Chart and figure data:
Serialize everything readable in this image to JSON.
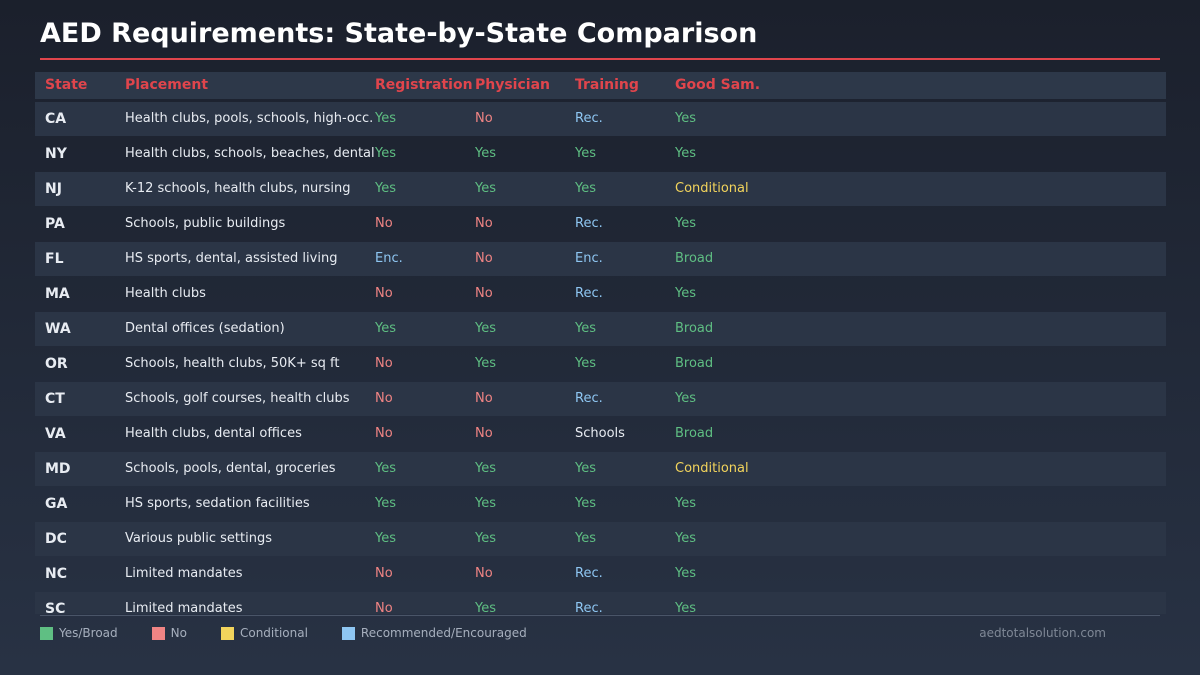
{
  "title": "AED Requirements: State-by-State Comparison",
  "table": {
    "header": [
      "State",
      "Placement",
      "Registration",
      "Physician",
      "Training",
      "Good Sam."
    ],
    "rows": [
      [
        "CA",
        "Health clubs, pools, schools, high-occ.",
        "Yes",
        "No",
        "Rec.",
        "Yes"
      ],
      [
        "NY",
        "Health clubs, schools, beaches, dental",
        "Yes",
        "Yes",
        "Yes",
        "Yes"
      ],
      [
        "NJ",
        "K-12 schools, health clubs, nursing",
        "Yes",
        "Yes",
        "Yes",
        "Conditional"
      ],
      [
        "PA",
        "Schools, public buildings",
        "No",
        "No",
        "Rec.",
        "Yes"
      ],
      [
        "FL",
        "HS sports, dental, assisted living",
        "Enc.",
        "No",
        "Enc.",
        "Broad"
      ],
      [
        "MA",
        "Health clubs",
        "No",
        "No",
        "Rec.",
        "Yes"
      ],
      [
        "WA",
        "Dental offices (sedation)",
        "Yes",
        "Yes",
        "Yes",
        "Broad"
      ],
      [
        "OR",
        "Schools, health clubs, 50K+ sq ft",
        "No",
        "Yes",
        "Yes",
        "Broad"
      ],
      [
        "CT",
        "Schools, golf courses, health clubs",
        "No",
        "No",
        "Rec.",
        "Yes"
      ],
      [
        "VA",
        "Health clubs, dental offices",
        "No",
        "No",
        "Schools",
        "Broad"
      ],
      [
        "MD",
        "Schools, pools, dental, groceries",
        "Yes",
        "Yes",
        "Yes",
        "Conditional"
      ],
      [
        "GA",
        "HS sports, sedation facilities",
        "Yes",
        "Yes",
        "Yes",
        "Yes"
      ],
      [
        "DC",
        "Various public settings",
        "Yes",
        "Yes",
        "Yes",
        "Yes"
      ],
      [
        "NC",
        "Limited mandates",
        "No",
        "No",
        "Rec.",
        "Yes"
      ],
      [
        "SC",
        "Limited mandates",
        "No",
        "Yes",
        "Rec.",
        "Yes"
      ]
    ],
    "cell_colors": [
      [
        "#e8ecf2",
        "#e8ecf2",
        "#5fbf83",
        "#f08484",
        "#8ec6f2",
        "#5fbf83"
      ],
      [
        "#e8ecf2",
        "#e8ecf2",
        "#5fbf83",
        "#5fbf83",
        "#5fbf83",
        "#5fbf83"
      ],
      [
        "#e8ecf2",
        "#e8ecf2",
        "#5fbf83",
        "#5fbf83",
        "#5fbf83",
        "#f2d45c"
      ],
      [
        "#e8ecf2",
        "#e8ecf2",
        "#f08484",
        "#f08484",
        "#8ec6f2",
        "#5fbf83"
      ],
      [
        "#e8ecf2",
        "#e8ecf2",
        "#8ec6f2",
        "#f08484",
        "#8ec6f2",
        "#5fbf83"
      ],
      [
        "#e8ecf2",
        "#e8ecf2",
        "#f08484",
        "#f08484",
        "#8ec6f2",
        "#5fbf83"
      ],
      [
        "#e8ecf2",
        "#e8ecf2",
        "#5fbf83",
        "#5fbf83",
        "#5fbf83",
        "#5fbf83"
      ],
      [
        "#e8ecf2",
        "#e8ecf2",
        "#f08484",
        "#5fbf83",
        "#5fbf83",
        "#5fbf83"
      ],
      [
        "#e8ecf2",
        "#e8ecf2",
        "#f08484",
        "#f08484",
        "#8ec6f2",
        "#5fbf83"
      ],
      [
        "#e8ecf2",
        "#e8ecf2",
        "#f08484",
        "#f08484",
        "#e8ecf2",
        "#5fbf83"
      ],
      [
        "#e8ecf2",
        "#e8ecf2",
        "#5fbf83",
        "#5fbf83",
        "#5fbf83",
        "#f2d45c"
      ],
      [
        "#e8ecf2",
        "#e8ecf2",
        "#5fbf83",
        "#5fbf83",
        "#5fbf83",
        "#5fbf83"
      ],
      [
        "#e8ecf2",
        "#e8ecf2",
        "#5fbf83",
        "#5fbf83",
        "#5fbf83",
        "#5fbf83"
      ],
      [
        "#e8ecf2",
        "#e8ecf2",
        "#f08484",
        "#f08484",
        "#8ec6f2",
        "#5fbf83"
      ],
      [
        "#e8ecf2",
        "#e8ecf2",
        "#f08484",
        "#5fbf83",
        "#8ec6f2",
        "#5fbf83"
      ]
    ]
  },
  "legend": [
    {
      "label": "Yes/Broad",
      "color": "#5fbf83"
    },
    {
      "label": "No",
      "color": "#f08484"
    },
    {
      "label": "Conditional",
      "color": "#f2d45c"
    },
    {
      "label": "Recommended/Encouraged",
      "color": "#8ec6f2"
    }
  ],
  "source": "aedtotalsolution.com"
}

==

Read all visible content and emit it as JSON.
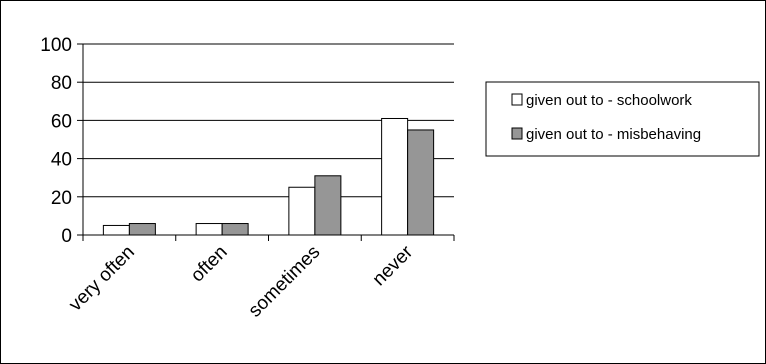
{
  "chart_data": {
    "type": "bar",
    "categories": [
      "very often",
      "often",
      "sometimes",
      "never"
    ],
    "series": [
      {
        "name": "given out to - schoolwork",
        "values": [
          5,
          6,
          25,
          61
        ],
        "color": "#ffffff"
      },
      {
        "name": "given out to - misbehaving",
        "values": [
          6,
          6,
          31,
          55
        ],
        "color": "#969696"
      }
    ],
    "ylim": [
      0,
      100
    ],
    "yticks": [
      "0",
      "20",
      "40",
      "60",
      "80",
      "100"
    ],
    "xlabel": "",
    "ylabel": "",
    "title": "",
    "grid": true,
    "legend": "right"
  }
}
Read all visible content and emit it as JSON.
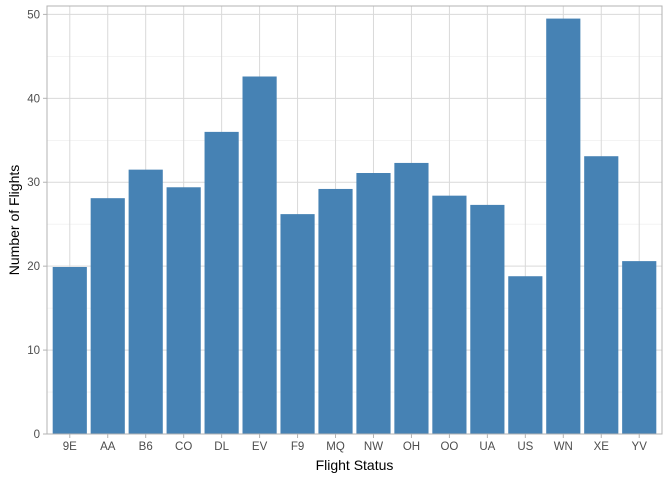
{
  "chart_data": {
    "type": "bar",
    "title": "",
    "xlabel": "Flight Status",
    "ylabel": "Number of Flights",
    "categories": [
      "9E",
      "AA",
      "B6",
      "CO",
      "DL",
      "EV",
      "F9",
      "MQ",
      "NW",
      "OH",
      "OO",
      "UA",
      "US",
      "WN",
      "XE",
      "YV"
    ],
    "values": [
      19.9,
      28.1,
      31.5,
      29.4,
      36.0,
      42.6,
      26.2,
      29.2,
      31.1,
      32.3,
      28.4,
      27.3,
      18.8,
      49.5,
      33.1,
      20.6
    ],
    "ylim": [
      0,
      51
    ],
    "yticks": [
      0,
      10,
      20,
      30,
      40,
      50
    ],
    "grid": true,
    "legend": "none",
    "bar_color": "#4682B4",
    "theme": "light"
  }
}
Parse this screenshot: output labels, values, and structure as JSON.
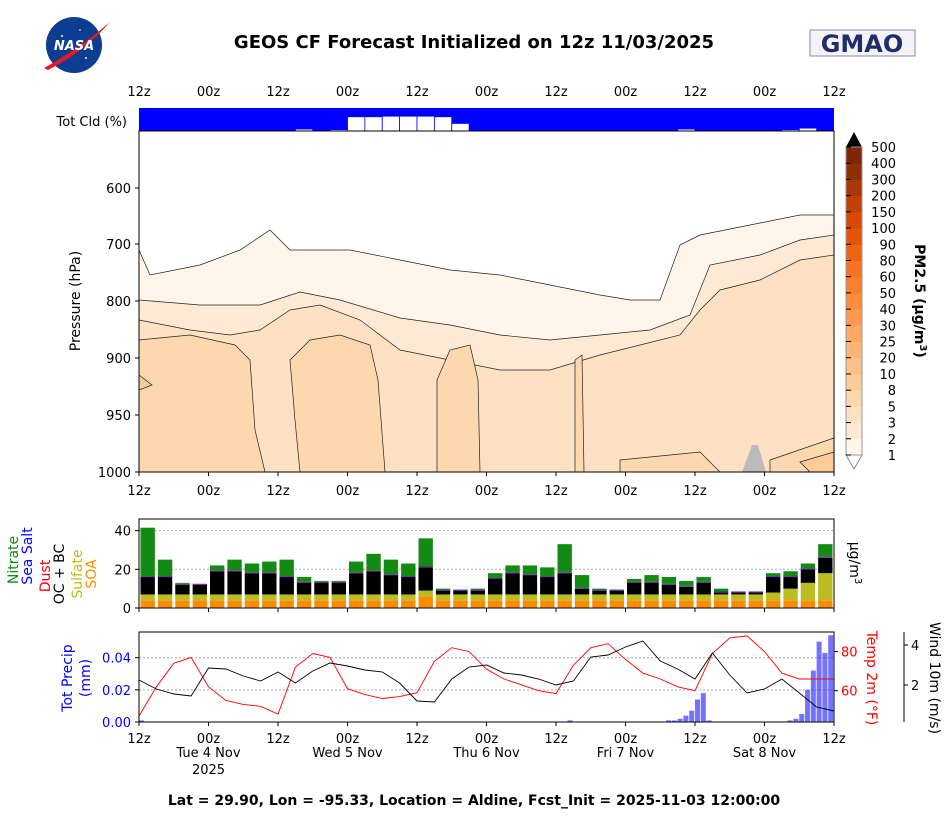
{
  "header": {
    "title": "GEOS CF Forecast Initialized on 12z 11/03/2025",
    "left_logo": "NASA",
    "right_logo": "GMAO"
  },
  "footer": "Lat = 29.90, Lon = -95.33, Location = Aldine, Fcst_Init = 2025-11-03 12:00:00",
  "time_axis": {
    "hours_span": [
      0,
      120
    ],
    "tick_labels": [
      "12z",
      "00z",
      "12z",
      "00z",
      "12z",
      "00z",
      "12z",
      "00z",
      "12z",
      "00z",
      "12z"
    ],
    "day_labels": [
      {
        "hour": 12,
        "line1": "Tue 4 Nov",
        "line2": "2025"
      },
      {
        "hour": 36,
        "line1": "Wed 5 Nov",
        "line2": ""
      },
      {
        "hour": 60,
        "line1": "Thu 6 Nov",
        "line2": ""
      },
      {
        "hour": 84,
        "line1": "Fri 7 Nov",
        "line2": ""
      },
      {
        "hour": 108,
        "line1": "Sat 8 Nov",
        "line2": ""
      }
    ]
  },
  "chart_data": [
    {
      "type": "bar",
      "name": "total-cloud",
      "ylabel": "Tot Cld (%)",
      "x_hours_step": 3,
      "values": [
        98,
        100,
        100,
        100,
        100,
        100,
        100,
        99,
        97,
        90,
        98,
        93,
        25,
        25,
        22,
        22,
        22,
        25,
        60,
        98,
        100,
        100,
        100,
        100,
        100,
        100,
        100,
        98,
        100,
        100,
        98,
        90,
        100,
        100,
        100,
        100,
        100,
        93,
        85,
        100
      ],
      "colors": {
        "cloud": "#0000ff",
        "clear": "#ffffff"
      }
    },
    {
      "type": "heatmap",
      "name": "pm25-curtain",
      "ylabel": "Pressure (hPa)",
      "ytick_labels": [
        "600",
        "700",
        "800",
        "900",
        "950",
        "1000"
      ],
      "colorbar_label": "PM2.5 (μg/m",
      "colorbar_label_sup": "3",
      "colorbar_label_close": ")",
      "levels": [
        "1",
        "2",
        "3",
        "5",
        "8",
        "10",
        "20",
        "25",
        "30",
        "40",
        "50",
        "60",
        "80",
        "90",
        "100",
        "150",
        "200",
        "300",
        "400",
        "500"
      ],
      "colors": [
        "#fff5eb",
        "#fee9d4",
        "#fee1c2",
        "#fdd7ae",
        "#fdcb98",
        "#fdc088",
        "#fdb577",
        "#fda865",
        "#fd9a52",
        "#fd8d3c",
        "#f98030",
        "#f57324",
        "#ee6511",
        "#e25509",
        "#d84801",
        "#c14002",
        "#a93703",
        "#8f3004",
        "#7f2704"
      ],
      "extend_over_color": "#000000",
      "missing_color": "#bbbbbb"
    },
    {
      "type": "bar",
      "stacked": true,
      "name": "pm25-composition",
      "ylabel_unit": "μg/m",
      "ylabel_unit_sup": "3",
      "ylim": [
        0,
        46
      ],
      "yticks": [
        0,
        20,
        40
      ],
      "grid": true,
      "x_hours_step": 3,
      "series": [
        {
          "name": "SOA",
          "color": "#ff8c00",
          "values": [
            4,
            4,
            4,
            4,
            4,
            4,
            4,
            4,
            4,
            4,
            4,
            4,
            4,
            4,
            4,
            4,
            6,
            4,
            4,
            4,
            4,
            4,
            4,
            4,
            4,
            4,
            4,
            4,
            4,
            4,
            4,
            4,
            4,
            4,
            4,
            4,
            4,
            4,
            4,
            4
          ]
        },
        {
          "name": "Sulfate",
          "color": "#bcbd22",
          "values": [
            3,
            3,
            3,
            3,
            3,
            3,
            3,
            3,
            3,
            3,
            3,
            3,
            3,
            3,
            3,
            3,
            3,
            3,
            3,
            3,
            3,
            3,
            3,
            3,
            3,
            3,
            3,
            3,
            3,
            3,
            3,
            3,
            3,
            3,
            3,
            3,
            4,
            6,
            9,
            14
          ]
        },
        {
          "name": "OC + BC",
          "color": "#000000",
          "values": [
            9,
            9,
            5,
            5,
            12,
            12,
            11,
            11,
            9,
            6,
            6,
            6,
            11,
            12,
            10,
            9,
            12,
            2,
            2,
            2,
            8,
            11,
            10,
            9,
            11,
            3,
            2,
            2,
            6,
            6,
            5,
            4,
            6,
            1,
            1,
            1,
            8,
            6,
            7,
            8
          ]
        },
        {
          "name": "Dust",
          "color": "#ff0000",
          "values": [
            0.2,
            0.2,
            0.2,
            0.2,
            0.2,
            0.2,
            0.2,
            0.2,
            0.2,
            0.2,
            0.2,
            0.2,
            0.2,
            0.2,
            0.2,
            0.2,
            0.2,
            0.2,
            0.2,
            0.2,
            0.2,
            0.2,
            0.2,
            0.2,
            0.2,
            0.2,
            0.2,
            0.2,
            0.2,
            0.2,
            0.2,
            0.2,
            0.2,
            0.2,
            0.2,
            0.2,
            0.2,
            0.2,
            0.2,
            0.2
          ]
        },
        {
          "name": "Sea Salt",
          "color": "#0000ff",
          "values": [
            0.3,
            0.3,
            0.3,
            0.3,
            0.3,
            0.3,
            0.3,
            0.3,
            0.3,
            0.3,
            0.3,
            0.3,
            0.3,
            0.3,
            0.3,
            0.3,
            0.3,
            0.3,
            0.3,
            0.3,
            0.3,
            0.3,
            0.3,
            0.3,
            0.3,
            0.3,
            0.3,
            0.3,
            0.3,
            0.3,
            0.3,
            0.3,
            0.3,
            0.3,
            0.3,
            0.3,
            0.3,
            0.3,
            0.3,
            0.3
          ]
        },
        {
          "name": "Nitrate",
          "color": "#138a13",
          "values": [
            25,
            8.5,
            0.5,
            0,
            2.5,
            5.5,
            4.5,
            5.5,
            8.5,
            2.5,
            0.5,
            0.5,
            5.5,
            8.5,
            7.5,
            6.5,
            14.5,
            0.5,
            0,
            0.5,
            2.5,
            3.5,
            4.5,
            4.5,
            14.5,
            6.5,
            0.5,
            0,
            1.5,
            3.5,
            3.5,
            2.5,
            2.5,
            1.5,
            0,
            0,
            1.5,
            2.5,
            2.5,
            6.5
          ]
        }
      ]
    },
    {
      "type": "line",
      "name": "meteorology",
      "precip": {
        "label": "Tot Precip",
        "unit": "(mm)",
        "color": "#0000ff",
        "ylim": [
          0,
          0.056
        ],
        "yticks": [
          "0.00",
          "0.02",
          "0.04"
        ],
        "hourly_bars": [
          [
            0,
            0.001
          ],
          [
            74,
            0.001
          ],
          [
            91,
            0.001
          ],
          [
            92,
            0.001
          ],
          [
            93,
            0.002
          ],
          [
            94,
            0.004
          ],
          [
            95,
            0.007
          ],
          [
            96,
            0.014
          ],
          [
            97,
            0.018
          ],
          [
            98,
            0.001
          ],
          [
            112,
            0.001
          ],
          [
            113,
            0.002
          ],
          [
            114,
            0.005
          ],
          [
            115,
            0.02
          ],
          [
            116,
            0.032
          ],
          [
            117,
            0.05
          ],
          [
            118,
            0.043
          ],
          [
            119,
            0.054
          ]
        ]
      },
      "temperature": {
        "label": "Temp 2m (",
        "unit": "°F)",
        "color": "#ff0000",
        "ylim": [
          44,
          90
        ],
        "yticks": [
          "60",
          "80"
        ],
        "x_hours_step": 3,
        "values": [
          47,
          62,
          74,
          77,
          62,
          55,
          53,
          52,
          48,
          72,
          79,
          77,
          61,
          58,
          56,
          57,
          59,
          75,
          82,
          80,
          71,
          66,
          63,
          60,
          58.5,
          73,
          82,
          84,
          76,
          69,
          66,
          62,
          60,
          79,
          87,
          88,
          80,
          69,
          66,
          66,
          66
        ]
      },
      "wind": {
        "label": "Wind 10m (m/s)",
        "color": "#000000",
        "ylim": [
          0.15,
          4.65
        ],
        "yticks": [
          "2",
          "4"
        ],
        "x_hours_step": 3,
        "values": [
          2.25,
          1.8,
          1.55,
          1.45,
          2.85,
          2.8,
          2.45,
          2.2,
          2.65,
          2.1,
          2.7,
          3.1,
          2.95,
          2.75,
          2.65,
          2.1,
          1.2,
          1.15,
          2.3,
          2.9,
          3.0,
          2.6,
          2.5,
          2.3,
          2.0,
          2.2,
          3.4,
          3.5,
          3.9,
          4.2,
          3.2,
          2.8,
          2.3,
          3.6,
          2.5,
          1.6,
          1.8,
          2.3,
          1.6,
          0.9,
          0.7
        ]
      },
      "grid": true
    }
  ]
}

==

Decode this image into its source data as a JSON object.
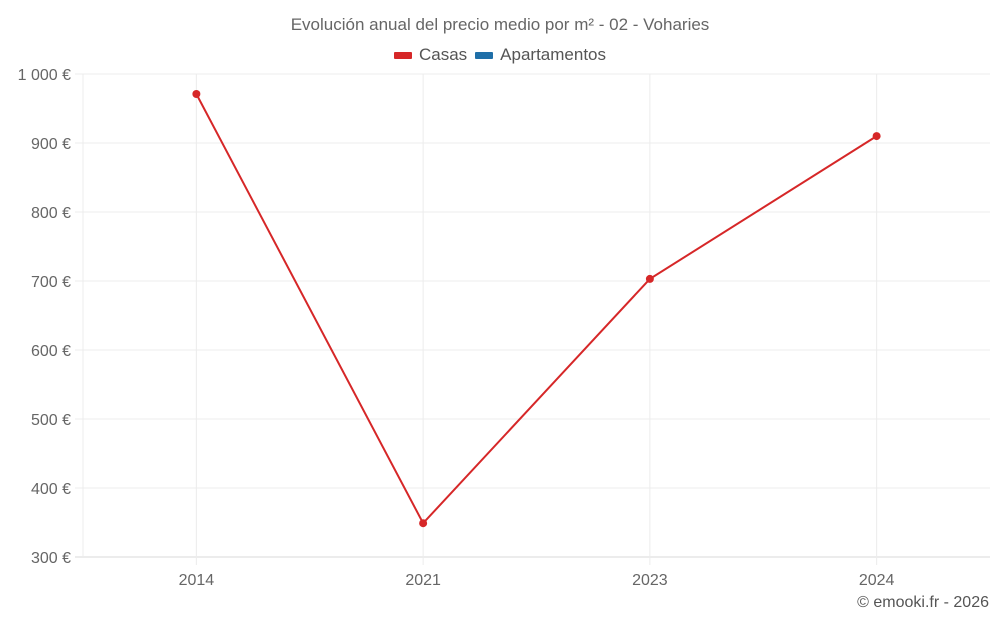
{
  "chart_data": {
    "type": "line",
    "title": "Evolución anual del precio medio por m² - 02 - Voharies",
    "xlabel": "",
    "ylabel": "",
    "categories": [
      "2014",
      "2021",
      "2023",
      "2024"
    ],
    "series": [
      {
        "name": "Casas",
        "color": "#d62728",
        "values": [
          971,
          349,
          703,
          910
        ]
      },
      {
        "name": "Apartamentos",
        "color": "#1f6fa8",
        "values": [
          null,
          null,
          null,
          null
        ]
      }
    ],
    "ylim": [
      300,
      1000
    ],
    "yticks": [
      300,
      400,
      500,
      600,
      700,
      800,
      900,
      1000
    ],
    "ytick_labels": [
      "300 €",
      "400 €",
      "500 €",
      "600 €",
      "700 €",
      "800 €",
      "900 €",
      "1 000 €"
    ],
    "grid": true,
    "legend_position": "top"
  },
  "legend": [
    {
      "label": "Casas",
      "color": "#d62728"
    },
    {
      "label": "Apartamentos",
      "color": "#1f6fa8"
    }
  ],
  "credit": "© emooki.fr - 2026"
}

**PROBLEM DETAILS**
Using the entries above, return each line that includes the word "State".

**SOLUTION TO THIS EXERCISE**
  "title": "AED Requirements: State-by-State Comparison",
      "State",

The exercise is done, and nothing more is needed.